**TASK TO COMPLETE**:
Find all the lines with "this" and gather them.

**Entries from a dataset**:
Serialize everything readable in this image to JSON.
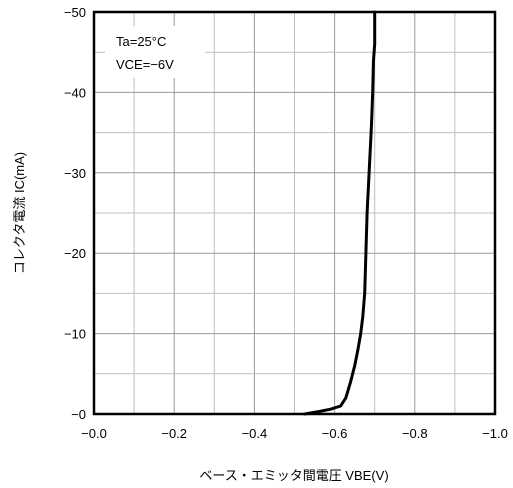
{
  "chart_data": {
    "type": "line",
    "xlabel": "ベース・エミッタ間電圧 VBE(V)",
    "ylabel": "コレクタ電流 IC(mA)",
    "xlim": [
      0.0,
      -1.0
    ],
    "ylim": [
      0,
      -50
    ],
    "x_ticks": [
      0.0,
      -0.2,
      -0.4,
      -0.6,
      -0.8,
      -1.0
    ],
    "x_tick_labels": [
      "−0.0",
      "−0.2",
      "−0.4",
      "−0.6",
      "−0.8",
      "−1.0"
    ],
    "y_ticks": [
      0,
      -10,
      -20,
      -30,
      -40,
      -50
    ],
    "y_tick_labels": [
      "−0",
      "−10",
      "−20",
      "−30",
      "−40",
      "−50"
    ],
    "grid": true,
    "minor_grid": true,
    "annotations": [
      "Ta=25°C",
      "VCE=−6V"
    ],
    "series": [
      {
        "x": [
          -0.525,
          -0.56,
          -0.59,
          -0.615,
          -0.628,
          -0.64,
          -0.65,
          -0.658,
          -0.665,
          -0.67,
          -0.675,
          -0.678,
          -0.681,
          -0.684,
          -0.686,
          -0.689,
          -0.692,
          -0.695,
          -0.697,
          -0.7,
          -0.7
        ],
        "y": [
          0,
          -0.3,
          -0.6,
          -1.0,
          -2.0,
          -4.0,
          -6.0,
          -8.0,
          -10.0,
          -12.0,
          -15.0,
          -20.0,
          -25.0,
          -28.0,
          -30.0,
          -33.0,
          -36.0,
          -40.0,
          -44.0,
          -46.0,
          -50.0
        ]
      }
    ],
    "colors": {
      "line": "#000000",
      "grid": "#bfbfbf",
      "frame": "#000000"
    }
  }
}
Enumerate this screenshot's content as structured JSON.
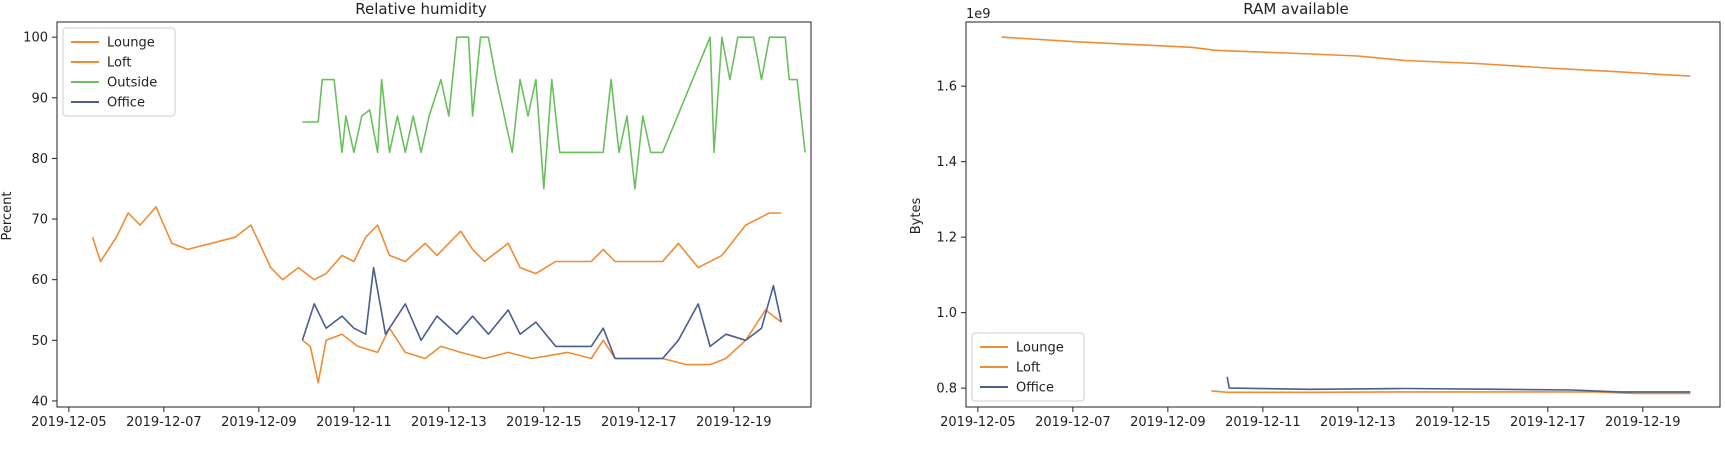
{
  "chart_data": [
    {
      "type": "line",
      "title": "Relative humidity",
      "xlabel": "",
      "ylabel": "Percent",
      "xlim": [
        "2019-12-04T18:00",
        "2019-12-20T15:00"
      ],
      "ylim": [
        39,
        102.5
      ],
      "xticks": [
        "2019-12-05",
        "2019-12-07",
        "2019-12-09",
        "2019-12-11",
        "2019-12-13",
        "2019-12-15",
        "2019-12-17",
        "2019-12-19"
      ],
      "yticks": [
        40,
        50,
        60,
        70,
        80,
        90,
        100
      ],
      "grid": false,
      "legend_position": "top-left",
      "series": [
        {
          "name": "Lounge",
          "color": "#ef8c34",
          "points": [
            [
              "2019-12-09T22:00",
              50
            ],
            [
              "2019-12-10T02:00",
              49
            ],
            [
              "2019-12-10T06:00",
              43
            ],
            [
              "2019-12-10T10:00",
              50
            ],
            [
              "2019-12-10T18:00",
              51
            ],
            [
              "2019-12-11T02:00",
              49
            ],
            [
              "2019-12-11T12:00",
              48
            ],
            [
              "2019-12-11T18:00",
              52
            ],
            [
              "2019-12-12T02:00",
              48
            ],
            [
              "2019-12-12T12:00",
              47
            ],
            [
              "2019-12-12T20:00",
              49
            ],
            [
              "2019-12-13T06:00",
              48
            ],
            [
              "2019-12-13T18:00",
              47
            ],
            [
              "2019-12-14T06:00",
              48
            ],
            [
              "2019-12-14T18:00",
              47
            ],
            [
              "2019-12-15T12:00",
              48
            ],
            [
              "2019-12-16T00:00",
              47
            ],
            [
              "2019-12-16T06:00",
              50
            ],
            [
              "2019-12-16T12:00",
              47
            ],
            [
              "2019-12-17T12:00",
              47
            ],
            [
              "2019-12-18T00:00",
              46
            ],
            [
              "2019-12-18T12:00",
              46
            ],
            [
              "2019-12-18T20:00",
              47
            ],
            [
              "2019-12-19T06:00",
              50
            ],
            [
              "2019-12-19T16:00",
              55
            ],
            [
              "2019-12-20T00:00",
              53
            ]
          ]
        },
        {
          "name": "Loft",
          "color": "#ef8c34",
          "points": [
            [
              "2019-12-05T12:00",
              67
            ],
            [
              "2019-12-05T16:00",
              63
            ],
            [
              "2019-12-06T00:00",
              67
            ],
            [
              "2019-12-06T06:00",
              71
            ],
            [
              "2019-12-06T12:00",
              69
            ],
            [
              "2019-12-06T20:00",
              72
            ],
            [
              "2019-12-07T04:00",
              66
            ],
            [
              "2019-12-07T12:00",
              65
            ],
            [
              "2019-12-08T00:00",
              66
            ],
            [
              "2019-12-08T12:00",
              67
            ],
            [
              "2019-12-08T20:00",
              69
            ],
            [
              "2019-12-09T06:00",
              62
            ],
            [
              "2019-12-09T12:00",
              60
            ],
            [
              "2019-12-09T20:00",
              62
            ],
            [
              "2019-12-10T04:00",
              60
            ],
            [
              "2019-12-10T10:00",
              61
            ],
            [
              "2019-12-10T18:00",
              64
            ],
            [
              "2019-12-11T00:00",
              63
            ],
            [
              "2019-12-11T06:00",
              67
            ],
            [
              "2019-12-11T12:00",
              69
            ],
            [
              "2019-12-11T18:00",
              64
            ],
            [
              "2019-12-12T02:00",
              63
            ],
            [
              "2019-12-12T12:00",
              66
            ],
            [
              "2019-12-12T18:00",
              64
            ],
            [
              "2019-12-13T06:00",
              68
            ],
            [
              "2019-12-13T12:00",
              65
            ],
            [
              "2019-12-13T18:00",
              63
            ],
            [
              "2019-12-14T06:00",
              66
            ],
            [
              "2019-12-14T12:00",
              62
            ],
            [
              "2019-12-14T20:00",
              61
            ],
            [
              "2019-12-15T06:00",
              63
            ],
            [
              "2019-12-16T00:00",
              63
            ],
            [
              "2019-12-16T06:00",
              65
            ],
            [
              "2019-12-16T12:00",
              63
            ],
            [
              "2019-12-17T12:00",
              63
            ],
            [
              "2019-12-17T20:00",
              66
            ],
            [
              "2019-12-18T06:00",
              62
            ],
            [
              "2019-12-18T18:00",
              64
            ],
            [
              "2019-12-19T06:00",
              69
            ],
            [
              "2019-12-19T18:00",
              71
            ],
            [
              "2019-12-20T00:00",
              71
            ]
          ]
        },
        {
          "name": "Outside",
          "color": "#6cbf5f",
          "points": [
            [
              "2019-12-09T22:00",
              86
            ],
            [
              "2019-12-10T06:00",
              86
            ],
            [
              "2019-12-10T08:00",
              93
            ],
            [
              "2019-12-10T14:00",
              93
            ],
            [
              "2019-12-10T18:00",
              81
            ],
            [
              "2019-12-10T20:00",
              87
            ],
            [
              "2019-12-11T00:00",
              81
            ],
            [
              "2019-12-11T04:00",
              87
            ],
            [
              "2019-12-11T08:00",
              88
            ],
            [
              "2019-12-11T12:00",
              81
            ],
            [
              "2019-12-11T14:00",
              93
            ],
            [
              "2019-12-11T18:00",
              81
            ],
            [
              "2019-12-11T22:00",
              87
            ],
            [
              "2019-12-12T02:00",
              81
            ],
            [
              "2019-12-12T06:00",
              87
            ],
            [
              "2019-12-12T10:00",
              81
            ],
            [
              "2019-12-12T14:00",
              87
            ],
            [
              "2019-12-12T20:00",
              93
            ],
            [
              "2019-12-13T00:00",
              87
            ],
            [
              "2019-12-13T04:00",
              100
            ],
            [
              "2019-12-13T10:00",
              100
            ],
            [
              "2019-12-13T12:00",
              87
            ],
            [
              "2019-12-13T16:00",
              100
            ],
            [
              "2019-12-13T20:00",
              100
            ],
            [
              "2019-12-14T00:00",
              93
            ],
            [
              "2019-12-14T04:00",
              87
            ],
            [
              "2019-12-14T08:00",
              81
            ],
            [
              "2019-12-14T12:00",
              93
            ],
            [
              "2019-12-14T16:00",
              87
            ],
            [
              "2019-12-14T20:00",
              93
            ],
            [
              "2019-12-15T00:00",
              75
            ],
            [
              "2019-12-15T04:00",
              93
            ],
            [
              "2019-12-15T08:00",
              81
            ],
            [
              "2019-12-15T20:00",
              81
            ],
            [
              "2019-12-16T00:00",
              81
            ],
            [
              "2019-12-16T06:00",
              81
            ],
            [
              "2019-12-16T10:00",
              93
            ],
            [
              "2019-12-16T14:00",
              81
            ],
            [
              "2019-12-16T18:00",
              87
            ],
            [
              "2019-12-16T22:00",
              75
            ],
            [
              "2019-12-17T02:00",
              87
            ],
            [
              "2019-12-17T06:00",
              81
            ],
            [
              "2019-12-17T12:00",
              81
            ],
            [
              "2019-12-18T12:00",
              100
            ],
            [
              "2019-12-18T14:00",
              81
            ],
            [
              "2019-12-18T18:00",
              100
            ],
            [
              "2019-12-18T22:00",
              93
            ],
            [
              "2019-12-19T02:00",
              100
            ],
            [
              "2019-12-19T10:00",
              100
            ],
            [
              "2019-12-19T14:00",
              93
            ],
            [
              "2019-12-19T18:00",
              100
            ],
            [
              "2019-12-20T02:00",
              100
            ],
            [
              "2019-12-20T04:00",
              93
            ],
            [
              "2019-12-20T08:00",
              93
            ],
            [
              "2019-12-20T12:00",
              81
            ]
          ]
        },
        {
          "name": "Office",
          "color": "#4a5d8c",
          "points": [
            [
              "2019-12-09T22:00",
              50
            ],
            [
              "2019-12-10T04:00",
              56
            ],
            [
              "2019-12-10T10:00",
              52
            ],
            [
              "2019-12-10T18:00",
              54
            ],
            [
              "2019-12-11T00:00",
              52
            ],
            [
              "2019-12-11T06:00",
              51
            ],
            [
              "2019-12-11T10:00",
              62
            ],
            [
              "2019-12-11T16:00",
              51
            ],
            [
              "2019-12-12T02:00",
              56
            ],
            [
              "2019-12-12T10:00",
              50
            ],
            [
              "2019-12-12T18:00",
              54
            ],
            [
              "2019-12-13T04:00",
              51
            ],
            [
              "2019-12-13T12:00",
              54
            ],
            [
              "2019-12-13T20:00",
              51
            ],
            [
              "2019-12-14T06:00",
              55
            ],
            [
              "2019-12-14T12:00",
              51
            ],
            [
              "2019-12-14T20:00",
              53
            ],
            [
              "2019-12-15T06:00",
              49
            ],
            [
              "2019-12-16T00:00",
              49
            ],
            [
              "2019-12-16T06:00",
              52
            ],
            [
              "2019-12-16T12:00",
              47
            ],
            [
              "2019-12-17T12:00",
              47
            ],
            [
              "2019-12-17T20:00",
              50
            ],
            [
              "2019-12-18T06:00",
              56
            ],
            [
              "2019-12-18T12:00",
              49
            ],
            [
              "2019-12-18T20:00",
              51
            ],
            [
              "2019-12-19T06:00",
              50
            ],
            [
              "2019-12-19T14:00",
              52
            ],
            [
              "2019-12-19T20:00",
              59
            ],
            [
              "2019-12-20T00:00",
              53
            ]
          ]
        }
      ]
    },
    {
      "type": "line",
      "title": "RAM available",
      "xlabel": "",
      "ylabel": "Bytes",
      "offset_text": "1e9",
      "xlim": [
        "2019-12-04T18:00",
        "2019-12-20T15:00"
      ],
      "ylim": [
        0.75,
        1.77
      ],
      "xticks": [
        "2019-12-05",
        "2019-12-07",
        "2019-12-09",
        "2019-12-11",
        "2019-12-13",
        "2019-12-15",
        "2019-12-17",
        "2019-12-19"
      ],
      "yticks": [
        0.8,
        1.0,
        1.2,
        1.4,
        1.6
      ],
      "grid": false,
      "legend_position": "bottom-left",
      "series": [
        {
          "name": "Lounge",
          "color": "#ef8c34",
          "points": [
            [
              "2019-12-05T12:00",
              1.73
            ],
            [
              "2019-12-07T00:00",
              1.718
            ],
            [
              "2019-12-09T12:00",
              1.703
            ],
            [
              "2019-12-10T00:00",
              1.695
            ],
            [
              "2019-12-11T12:00",
              1.688
            ],
            [
              "2019-12-13T00:00",
              1.68
            ],
            [
              "2019-12-14T00:00",
              1.668
            ],
            [
              "2019-12-15T12:00",
              1.66
            ],
            [
              "2019-12-17T00:00",
              1.648
            ],
            [
              "2019-12-18T12:00",
              1.638
            ],
            [
              "2019-12-19T12:00",
              1.63
            ],
            [
              "2019-12-20T00:00",
              1.627
            ]
          ]
        },
        {
          "name": "Loft",
          "color": "#ef8c34",
          "points": [
            [
              "2019-12-09T22:00",
              0.793
            ],
            [
              "2019-12-10T06:00",
              0.789
            ],
            [
              "2019-12-12T00:00",
              0.789
            ],
            [
              "2019-12-14T00:00",
              0.79
            ],
            [
              "2019-12-16T00:00",
              0.79
            ],
            [
              "2019-12-18T00:00",
              0.79
            ],
            [
              "2019-12-18T20:00",
              0.786
            ],
            [
              "2019-12-20T00:00",
              0.786
            ]
          ]
        },
        {
          "name": "Office",
          "color": "#4a5d8c",
          "points": [
            [
              "2019-12-10T06:00",
              0.83
            ],
            [
              "2019-12-10T07:00",
              0.8
            ],
            [
              "2019-12-12T00:00",
              0.797
            ],
            [
              "2019-12-14T00:00",
              0.799
            ],
            [
              "2019-12-16T00:00",
              0.797
            ],
            [
              "2019-12-17T12:00",
              0.795
            ],
            [
              "2019-12-18T12:00",
              0.79
            ],
            [
              "2019-12-20T00:00",
              0.79
            ]
          ]
        }
      ]
    }
  ]
}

**FULL RESPONSE**:
Serialize everything readable in this image to JSON.
Enumerate this screenshot's content as structured JSON.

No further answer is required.